# start of DATA ROWS
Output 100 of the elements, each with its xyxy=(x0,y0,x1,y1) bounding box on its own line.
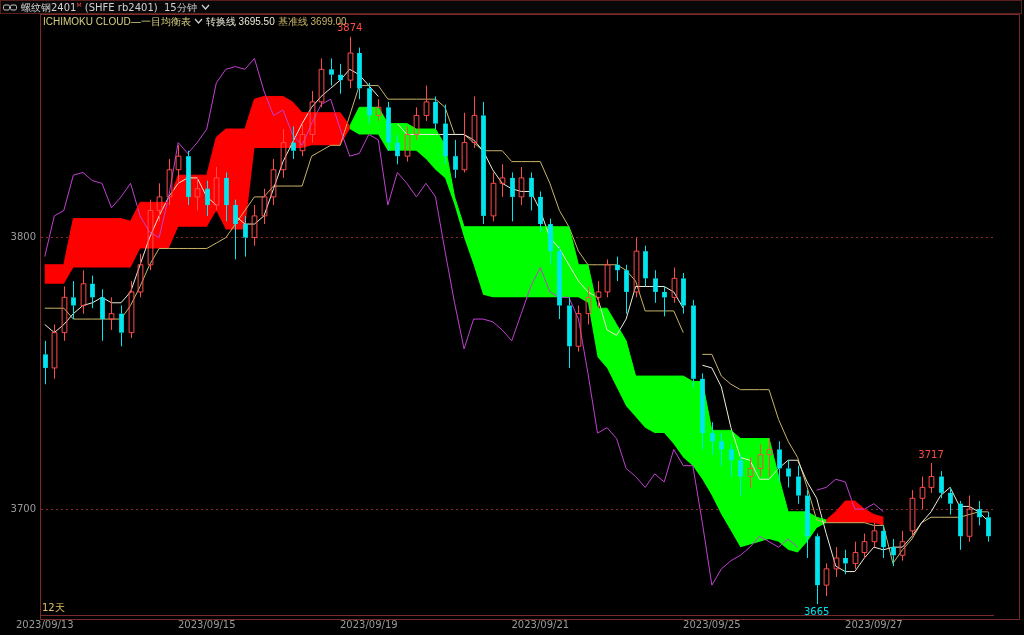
candlestick xyxy=(291,125,296,160)
candlestick xyxy=(633,237,640,298)
candlestick xyxy=(643,245,648,287)
x-tick-label: 2023/09/21 xyxy=(511,618,570,630)
candlestick xyxy=(404,125,411,163)
candlestick xyxy=(299,123,306,157)
candlestick xyxy=(815,533,820,605)
candlestick xyxy=(100,288,105,342)
candlestick xyxy=(786,459,791,488)
candlestick xyxy=(977,500,982,526)
candlestick xyxy=(919,476,926,510)
annotation: 3665 xyxy=(803,605,830,617)
candlestick xyxy=(557,245,562,320)
candlestick xyxy=(423,85,430,122)
candlestick xyxy=(729,443,734,478)
candlestick xyxy=(490,171,497,222)
candlestick xyxy=(357,47,362,100)
candlestick xyxy=(186,150,191,206)
candlestick xyxy=(671,266,678,304)
candlestick xyxy=(499,163,506,198)
candlestick xyxy=(61,285,68,342)
candlestick xyxy=(51,324,58,380)
candlestick xyxy=(128,280,135,339)
candlestick xyxy=(939,470,944,499)
candlestick xyxy=(843,549,848,575)
candlestick xyxy=(529,171,534,211)
candlestick xyxy=(948,486,953,516)
candlestick xyxy=(700,372,705,450)
annotation: 3717 xyxy=(918,448,944,460)
text: 转换线 3695.50 xyxy=(205,16,275,27)
candlestick xyxy=(347,36,354,89)
candlestick xyxy=(518,166,525,206)
candlestick xyxy=(90,275,95,309)
candlestick xyxy=(367,82,372,125)
candlestick xyxy=(881,524,886,559)
candlestick xyxy=(481,101,486,225)
candlestick xyxy=(615,256,620,282)
candlestick xyxy=(395,133,400,165)
candlestick xyxy=(443,104,448,165)
candlestick xyxy=(653,269,658,304)
candlestick xyxy=(243,215,248,258)
candlestick xyxy=(71,280,76,320)
candlestick xyxy=(909,489,916,537)
y-tick-label: 3800 xyxy=(10,231,36,243)
candlestick xyxy=(119,305,124,347)
candlestick xyxy=(662,285,667,317)
candlestick xyxy=(852,541,859,570)
candlestick xyxy=(233,199,238,260)
candlestick xyxy=(538,190,543,233)
x-tick-label: 2023/09/15 xyxy=(177,618,236,630)
candlestick xyxy=(166,158,173,206)
candlestick xyxy=(805,489,810,559)
candlestick xyxy=(796,465,801,505)
candlestick xyxy=(567,296,572,369)
candlestick xyxy=(691,299,696,388)
candlestick xyxy=(891,538,896,567)
x-tick-label: 2023/09/27 xyxy=(845,618,903,630)
candlestick xyxy=(833,546,840,578)
candlestick xyxy=(719,432,724,467)
candlestick xyxy=(738,454,743,497)
candlestick xyxy=(156,182,163,222)
candlestick xyxy=(270,158,277,206)
candlestick xyxy=(280,128,287,179)
candlestick xyxy=(823,562,830,597)
candlestick xyxy=(777,440,782,483)
x-tick-label: 2023/09/13 xyxy=(15,618,74,630)
candlestick xyxy=(928,462,935,494)
candlestick xyxy=(986,511,991,543)
candlestick xyxy=(413,106,420,141)
candlestick xyxy=(958,500,963,551)
candlestick xyxy=(108,296,115,331)
candlestick xyxy=(329,57,334,87)
chart-title: 螺纹钢2401$^{M}$ (SHFE rb2401) 15分钟 xyxy=(21,0,197,16)
x-tick-label: 2023/09/19 xyxy=(339,618,398,630)
candlestick xyxy=(433,95,438,130)
candlestick xyxy=(205,180,210,217)
candlestick xyxy=(224,171,229,222)
candlestick xyxy=(318,57,325,108)
candlestick xyxy=(899,530,906,562)
y-tick-label: 3700 xyxy=(10,502,36,514)
candlestick xyxy=(309,90,316,144)
candlestick xyxy=(338,63,343,95)
candlestick xyxy=(710,421,715,456)
candlestick xyxy=(624,264,629,315)
candlestick xyxy=(175,144,182,184)
annotation: 12天 xyxy=(42,601,65,613)
candlestick xyxy=(80,269,87,315)
candlestick xyxy=(471,95,478,149)
candlestick xyxy=(681,272,686,315)
candlestick xyxy=(510,171,515,222)
candlestick xyxy=(375,98,382,122)
candlestick xyxy=(194,177,201,211)
candlestick xyxy=(585,285,592,325)
candlestick xyxy=(966,495,973,543)
candlestick xyxy=(575,305,582,353)
candlestick xyxy=(595,280,602,309)
candlestick xyxy=(461,112,468,173)
legend-title: ICHIMOKU CLOUD—一目均衡表 xyxy=(43,16,191,27)
candlestick xyxy=(43,340,48,385)
candlestick xyxy=(251,204,258,247)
# end of DATA ROWS
▶ WHAT YOU ARE ASKED TO DO
Render every line of the records above as a Markdown table with the columns No. and Line, numbering the rows in order. Leave out blank lines and any pictures.

▶ SOLUTION
| No. | Line |
|---|---|
| 1 | Output 100 of the elements, each with its xyxy=(x0,y0,x1,y1) bounding box on its own line. |
| 2 | candlestick xyxy=(291,125,296,160) |
| 3 | candlestick xyxy=(633,237,640,298) |
| 4 | candlestick xyxy=(643,245,648,287) |
| 5 | x-tick-label: 2023/09/21 xyxy=(511,618,570,630) |
| 6 | candlestick xyxy=(404,125,411,163) |
| 7 | candlestick xyxy=(299,123,306,157) |
| 8 | candlestick xyxy=(815,533,820,605) |
| 9 | candlestick xyxy=(100,288,105,342) |
| 10 | candlestick xyxy=(786,459,791,488) |
| 11 | candlestick xyxy=(977,500,982,526) |
| 12 | candlestick xyxy=(919,476,926,510) |
| 13 | annotation: 3665 xyxy=(803,605,830,617) |
| 14 | candlestick xyxy=(557,245,562,320) |
| 15 | candlestick xyxy=(423,85,430,122) |
| 16 | candlestick xyxy=(729,443,734,478) |
| 17 | candlestick xyxy=(490,171,497,222) |
| 18 | candlestick xyxy=(357,47,362,100) |
| 19 | candlestick xyxy=(186,150,191,206) |
| 20 | candlestick xyxy=(671,266,678,304) |
| 21 | candlestick xyxy=(499,163,506,198) |
| 22 | candlestick xyxy=(61,285,68,342) |
| 23 | candlestick xyxy=(51,324,58,380) |
| 24 | candlestick xyxy=(128,280,135,339) |
| 25 | candlestick xyxy=(939,470,944,499) |
| 26 | candlestick xyxy=(843,549,848,575) |
| 27 | candlestick xyxy=(529,171,534,211) |
| 28 | candlestick xyxy=(948,486,953,516) |
| 29 | candlestick xyxy=(700,372,705,450) |
| 30 | annotation: 3717 xyxy=(918,448,944,460) |
| 31 | text: 转换线 3695.50 xyxy=(205,16,275,27) |
| 32 | candlestick xyxy=(347,36,354,89) |
| 33 | candlestick xyxy=(518,166,525,206) |
| 34 | candlestick xyxy=(90,275,95,309) |
| 35 | candlestick xyxy=(367,82,372,125) |
| 36 | candlestick xyxy=(881,524,886,559) |
| 37 | candlestick xyxy=(481,101,486,225) |
| 38 | candlestick xyxy=(615,256,620,282) |
| 39 | candlestick xyxy=(395,133,400,165) |
| 40 | candlestick xyxy=(443,104,448,165) |
| 41 | candlestick xyxy=(653,269,658,304) |
| 42 | candlestick xyxy=(243,215,248,258) |
| 43 | candlestick xyxy=(71,280,76,320) |
| 44 | candlestick xyxy=(909,489,916,537) |
| 45 | y-tick-label: 3800 xyxy=(10,231,36,243) |
| 46 | candlestick xyxy=(119,305,124,347) |
| 47 | candlestick xyxy=(662,285,667,317) |
| 48 | candlestick xyxy=(852,541,859,570) |
| 49 | candlestick xyxy=(233,199,238,260) |
| 50 | candlestick xyxy=(538,190,543,233) |
| 51 | x-tick-label: 2023/09/15 xyxy=(177,618,236,630) |
| 52 | candlestick xyxy=(166,158,173,206) |
| 53 | candlestick xyxy=(805,489,810,559) |
| 54 | candlestick xyxy=(796,465,801,505) |
| 55 | candlestick xyxy=(567,296,572,369) |
| 56 | candlestick xyxy=(691,299,696,388) |
| 57 | candlestick xyxy=(891,538,896,567) |
| 58 | x-tick-label: 2023/09/27 xyxy=(845,618,903,630) |
| 59 | candlestick xyxy=(833,546,840,578) |
| 60 | candlestick xyxy=(719,432,724,467) |
| 61 | candlestick xyxy=(738,454,743,497) |
| 62 | candlestick xyxy=(156,182,163,222) |
| 63 | candlestick xyxy=(270,158,277,206) |
| 64 | candlestick xyxy=(280,128,287,179) |
| 65 | candlestick xyxy=(823,562,830,597) |
| 66 | candlestick xyxy=(777,440,782,483) |
| 67 | x-tick-label: 2023/09/13 xyxy=(15,618,74,630) |
| 68 | candlestick xyxy=(928,462,935,494) |
| 69 | candlestick xyxy=(986,511,991,543) |
| 70 | candlestick xyxy=(413,106,420,141) |
| 71 | candlestick xyxy=(958,500,963,551) |
| 72 | candlestick xyxy=(108,296,115,331) |
| 73 | candlestick xyxy=(329,57,334,87) |
| 74 | chart-title: 螺纹钢2401$^{M}$ (SHFE rb2401) 15分钟 xyxy=(21,0,197,16) |
| 75 | x-tick-label: 2023/09/19 xyxy=(339,618,398,630) |
| 76 | candlestick xyxy=(433,95,438,130) |
| 77 | candlestick xyxy=(205,180,210,217) |
| 78 | candlestick xyxy=(224,171,229,222) |
| 79 | candlestick xyxy=(318,57,325,108) |
| 80 | candlestick xyxy=(899,530,906,562) |
| 81 | y-tick-label: 3700 xyxy=(10,502,36,514) |
| 82 | candlestick xyxy=(309,90,316,144) |
| 83 | candlestick xyxy=(338,63,343,95) |
| 84 | candlestick xyxy=(710,421,715,456) |
| 85 | candlestick xyxy=(624,264,629,315) |
| 86 | candlestick xyxy=(175,144,182,184) |
| 87 | annotation: 12天 xyxy=(42,601,65,613) |
| 88 | candlestick xyxy=(80,269,87,315) |
| 89 | candlestick xyxy=(471,95,478,149) |
| 90 | candlestick xyxy=(681,272,686,315) |
| 91 | candlestick xyxy=(510,171,515,222) |
| 92 | candlestick xyxy=(375,98,382,122) |
| 93 | candlestick xyxy=(194,177,201,211) |
| 94 | candlestick xyxy=(585,285,592,325) |
| 95 | candlestick xyxy=(966,495,973,543) |
| 96 | candlestick xyxy=(575,305,582,353) |
| 97 | candlestick xyxy=(595,280,602,309) |
| 98 | candlestick xyxy=(461,112,468,173) |
| 99 | legend-title: ICHIMOKU CLOUD—一目均衡表 xyxy=(43,16,191,27) |
| 100 | candlestick xyxy=(43,340,48,385) |
| 101 | candlestick xyxy=(251,204,258,247) |